= Exercise prompt =
Could you recast the material from the line with "channel-item[interactable]: radio <box>76" to the line with "volume-icon[interactable] <box>1204 695", both included, as a numbered list without blank lines?

— Begin Data extract —

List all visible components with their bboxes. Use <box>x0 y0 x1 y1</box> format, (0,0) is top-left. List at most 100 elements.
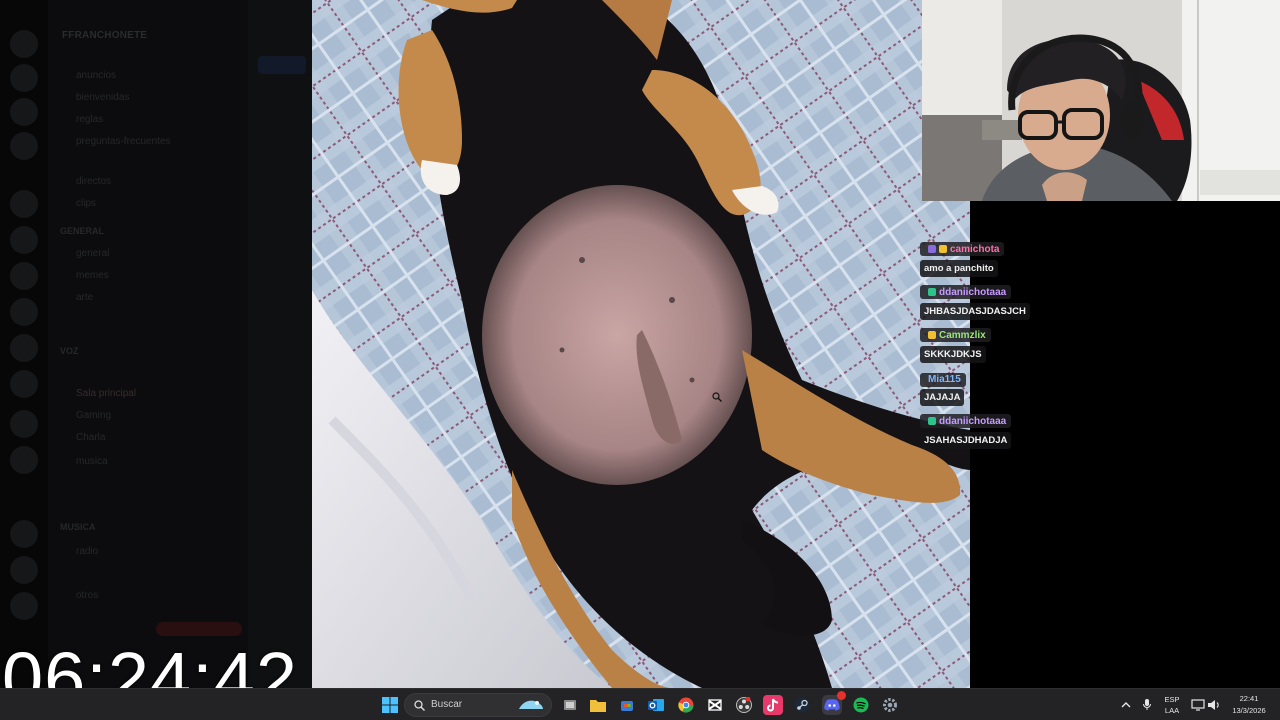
channel-item[interactable]: radio <box>76 546 98 557</box>
server-icon[interactable] <box>10 190 38 218</box>
chat-text: JHBASJDASJDASJCH <box>920 303 1030 320</box>
crown-badge-icon <box>939 245 947 253</box>
chat-message-header: Cammzlix <box>920 328 991 342</box>
server-icon[interactable] <box>10 132 38 160</box>
volume-icon[interactable] <box>1204 695 1224 715</box>
channel-item[interactable]: arte <box>76 292 93 303</box>
stream-screen: FFRANCHONETE anuncios bienvenidas reglas… <box>0 0 1280 720</box>
chat-message: Cammzlix SKKKJDKJS <box>920 326 1120 363</box>
server-list <box>0 0 48 688</box>
chat-text: JSAHASJDHADJA <box>920 432 1012 449</box>
zoom-cursor-icon <box>712 392 722 402</box>
server-name[interactable]: FFRANCHONETE <box>62 30 147 41</box>
start-icon[interactable] <box>380 695 400 715</box>
clock[interactable]: 22:41 13/3/2026 <box>1226 694 1272 715</box>
server-icon[interactable] <box>10 334 38 362</box>
channel-item-active[interactable]: Sala principal <box>76 388 136 399</box>
steam-icon[interactable] <box>792 695 812 715</box>
chat-username[interactable]: Cammzlix <box>939 330 986 341</box>
task-view-icon[interactable] <box>560 695 580 715</box>
notification-dot-icon <box>837 691 846 700</box>
server-icon[interactable] <box>10 520 38 548</box>
badge-icon <box>928 417 936 425</box>
webcam-feed <box>922 0 1280 201</box>
channel-item[interactable]: Charla <box>76 432 105 443</box>
channel-item[interactable]: musica <box>76 456 108 467</box>
server-icon[interactable] <box>10 410 38 438</box>
chevron-up-icon[interactable] <box>1116 695 1136 715</box>
chat-message: ddaniichotaaa JHBASJDASJDASJCH <box>920 283 1120 320</box>
channel-item[interactable]: otros <box>76 590 98 601</box>
server-icon[interactable] <box>10 98 38 126</box>
channel-list: FFRANCHONETE anuncios bienvenidas reglas… <box>48 0 248 688</box>
channel-item[interactable]: general <box>76 248 109 259</box>
chrome-icon[interactable] <box>676 695 696 715</box>
search-highlight-icon <box>519 700 543 709</box>
discord-main-area <box>248 0 312 688</box>
store-icon[interactable] <box>617 695 637 715</box>
server-icon[interactable] <box>10 64 38 92</box>
streamer-webcam-image <box>922 0 1280 201</box>
outlook-icon[interactable] <box>646 695 666 715</box>
chat-message: ddaniichotaaa JSAHASJDHADJA <box>920 412 1120 449</box>
server-icon[interactable] <box>10 446 38 474</box>
dog-video <box>312 0 970 688</box>
windows-taskbar: Buscar ESP LAA 22:41 13/3/2026 <box>0 688 1280 720</box>
spotify-icon[interactable] <box>851 695 871 715</box>
channel-item[interactable]: memes <box>76 270 109 281</box>
discord-pill <box>258 56 306 74</box>
taskbar-search[interactable]: Buscar <box>404 693 552 717</box>
server-icon[interactable] <box>10 298 38 326</box>
server-icon[interactable] <box>10 262 38 290</box>
tiktok-icon[interactable] <box>763 695 783 715</box>
obs-icon[interactable] <box>734 695 754 715</box>
chat-username[interactable]: ddaniichotaaa <box>939 416 1006 427</box>
file-explorer-icon[interactable] <box>588 695 608 715</box>
search-label: Buscar <box>431 699 463 710</box>
chat-message-header: ddaniichotaaa <box>920 285 1012 299</box>
chat-message: camichota amo a panchito <box>920 240 1120 277</box>
language-bottom: LAA <box>1164 706 1180 715</box>
chat-message: Mia115 JAJAJA <box>920 369 1120 406</box>
channel-category[interactable]: GENERAL <box>60 226 104 236</box>
server-icon[interactable] <box>10 556 38 584</box>
server-icon[interactable] <box>10 30 38 58</box>
settings-icon[interactable] <box>880 695 900 715</box>
crown-badge-icon <box>928 331 936 339</box>
badge-icon <box>928 288 936 296</box>
channel-item[interactable]: clips <box>76 198 96 209</box>
search-icon <box>414 700 425 711</box>
channel-item[interactable]: bienvenidas <box>76 92 129 103</box>
language-top: ESP <box>1164 695 1180 704</box>
capcut-icon[interactable] <box>705 695 725 715</box>
chat-username[interactable]: Mia115 <box>928 374 961 385</box>
channel-item[interactable]: anuncios <box>76 70 116 81</box>
clock-date: 13/3/2026 <box>1232 706 1266 715</box>
channel-category[interactable]: VOZ <box>60 346 79 356</box>
chat-username[interactable]: camichota <box>950 244 999 255</box>
discord-icon[interactable] <box>822 691 846 715</box>
microphone-icon[interactable] <box>1137 695 1157 715</box>
channel-item[interactable]: Gaming <box>76 410 111 421</box>
status-badge <box>156 622 242 636</box>
server-icon[interactable] <box>10 592 38 620</box>
chat-text: SKKKJDKJS <box>920 346 986 363</box>
subscriber-badge-icon <box>928 245 936 253</box>
chat-username[interactable]: ddaniichotaaa <box>939 287 1006 298</box>
dog-photo-image <box>312 0 970 688</box>
chat-message-header: ddaniichotaaa <box>920 414 1012 428</box>
language-indicator[interactable]: ESP LAA <box>1160 695 1184 715</box>
discord-window: FFRANCHONETE anuncios bienvenidas reglas… <box>0 0 312 688</box>
server-icon[interactable] <box>10 226 38 254</box>
channel-item[interactable]: preguntas-frecuentes <box>76 136 171 147</box>
channel-category[interactable]: MUSICA <box>60 522 96 532</box>
server-icon[interactable] <box>10 370 38 398</box>
chat-text: amo a panchito <box>920 260 998 277</box>
chat-text: JAJAJA <box>920 389 965 406</box>
chat-message-header: camichota <box>920 242 1005 256</box>
chat-message-header: Mia115 <box>920 372 966 387</box>
clock-time: 22:41 <box>1239 694 1259 703</box>
channel-item[interactable]: reglas <box>76 114 103 125</box>
stream-chat: camichota amo a panchito ddaniichotaaa J… <box>920 240 1120 455</box>
channel-item[interactable]: directos <box>76 176 111 187</box>
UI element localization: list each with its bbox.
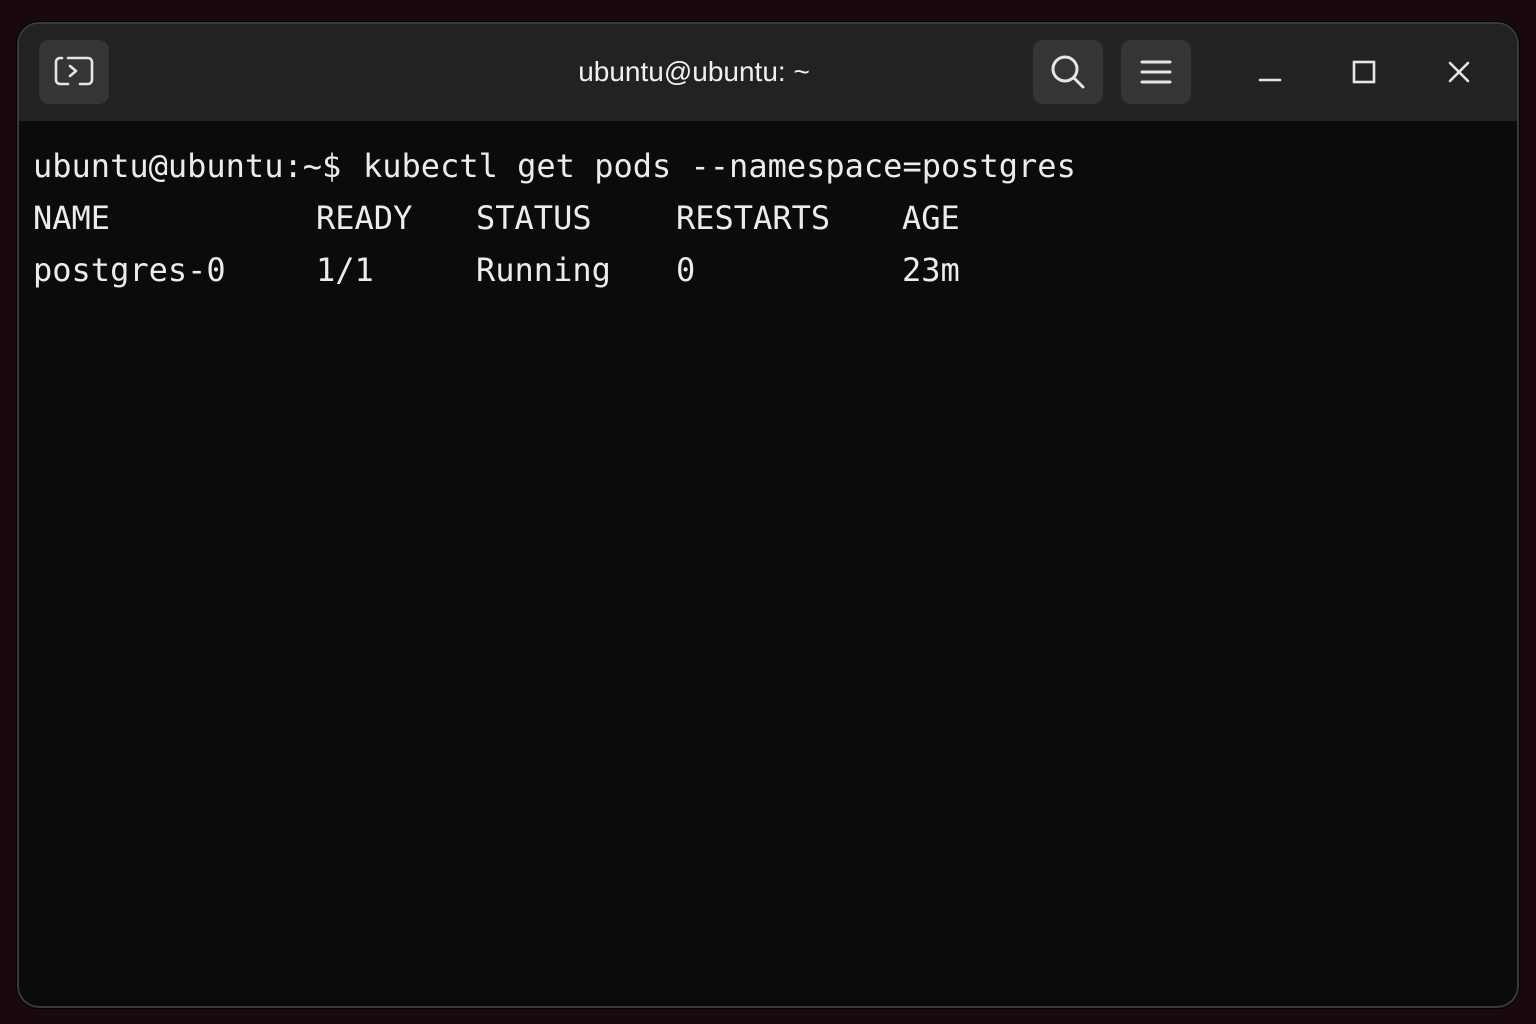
column-header-name: NAME <box>33 199 111 237</box>
column-header-ready: READY <box>316 199 413 237</box>
pod-age: 23m <box>902 251 960 289</box>
hamburger-menu-icon <box>1140 58 1172 86</box>
table-header: NAME READY STATUS RESTARTS AGE <box>33 198 960 238</box>
command-line: ubuntu@ubuntu:~$ kubectl get pods --name… <box>33 146 1076 186</box>
column-header-restarts: RESTARTS <box>676 199 831 237</box>
maximize-icon <box>1352 60 1376 84</box>
pod-status: Running <box>476 251 611 289</box>
command-text: kubectl get pods --namespace=postgres <box>363 147 1076 185</box>
search-icon <box>1049 53 1087 91</box>
terminal-new-tab-icon <box>54 54 94 90</box>
search-button[interactable] <box>1033 40 1103 104</box>
pod-name: postgres-0 <box>33 251 226 289</box>
pod-restarts: 0 <box>676 251 696 289</box>
prompt: ubuntu@ubuntu:~$ <box>33 147 342 185</box>
column-header-status: STATUS <box>476 199 592 237</box>
close-button[interactable] <box>1429 40 1489 104</box>
pod-ready: 1/1 <box>316 251 374 289</box>
minimize-icon <box>1258 60 1282 84</box>
terminal-window: ubuntu@ubuntu: ~ ubuntu@ubuntu:~$ kubect… <box>17 22 1519 1008</box>
new-tab-button[interactable] <box>39 40 109 104</box>
column-header-age: AGE <box>902 199 960 237</box>
menu-button[interactable] <box>1121 40 1191 104</box>
minimize-button[interactable] <box>1240 40 1300 104</box>
maximize-button[interactable] <box>1334 40 1394 104</box>
window-title: ubuntu@ubuntu: ~ <box>578 56 810 87</box>
table-row: postgres-0 1/1 Running 0 23m <box>33 250 960 290</box>
terminal-output[interactable]: ubuntu@ubuntu:~$ kubectl get pods --name… <box>33 142 1503 1006</box>
title-bar[interactable]: ubuntu@ubuntu: ~ <box>19 24 1517 121</box>
close-icon <box>1447 60 1471 84</box>
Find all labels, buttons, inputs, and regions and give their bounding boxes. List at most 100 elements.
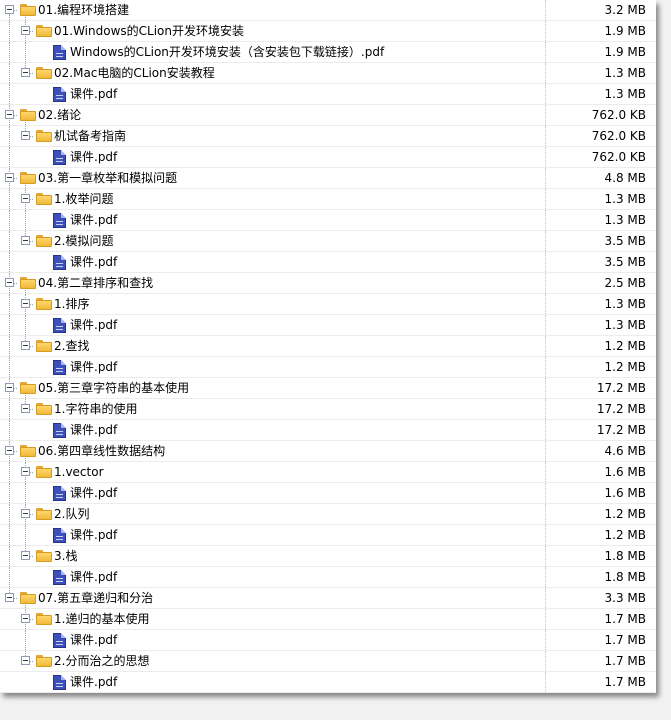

— End Data extract —

= Final answer =
1. channel-item[interactable]: radio <box>76 546 98 557</box>
2. server-icon[interactable] <box>10 190 38 218</box>
3. chat-text: JHBASJDASJDASJCH <box>920 303 1030 320</box>
4. crown-badge-icon <box>939 245 947 253</box>
5. chat-message-header: Cammzlix <box>920 328 991 342</box>
6. server-icon[interactable] <box>10 132 38 160</box>
7. volume-icon[interactable] <box>1204 695 1224 715</box>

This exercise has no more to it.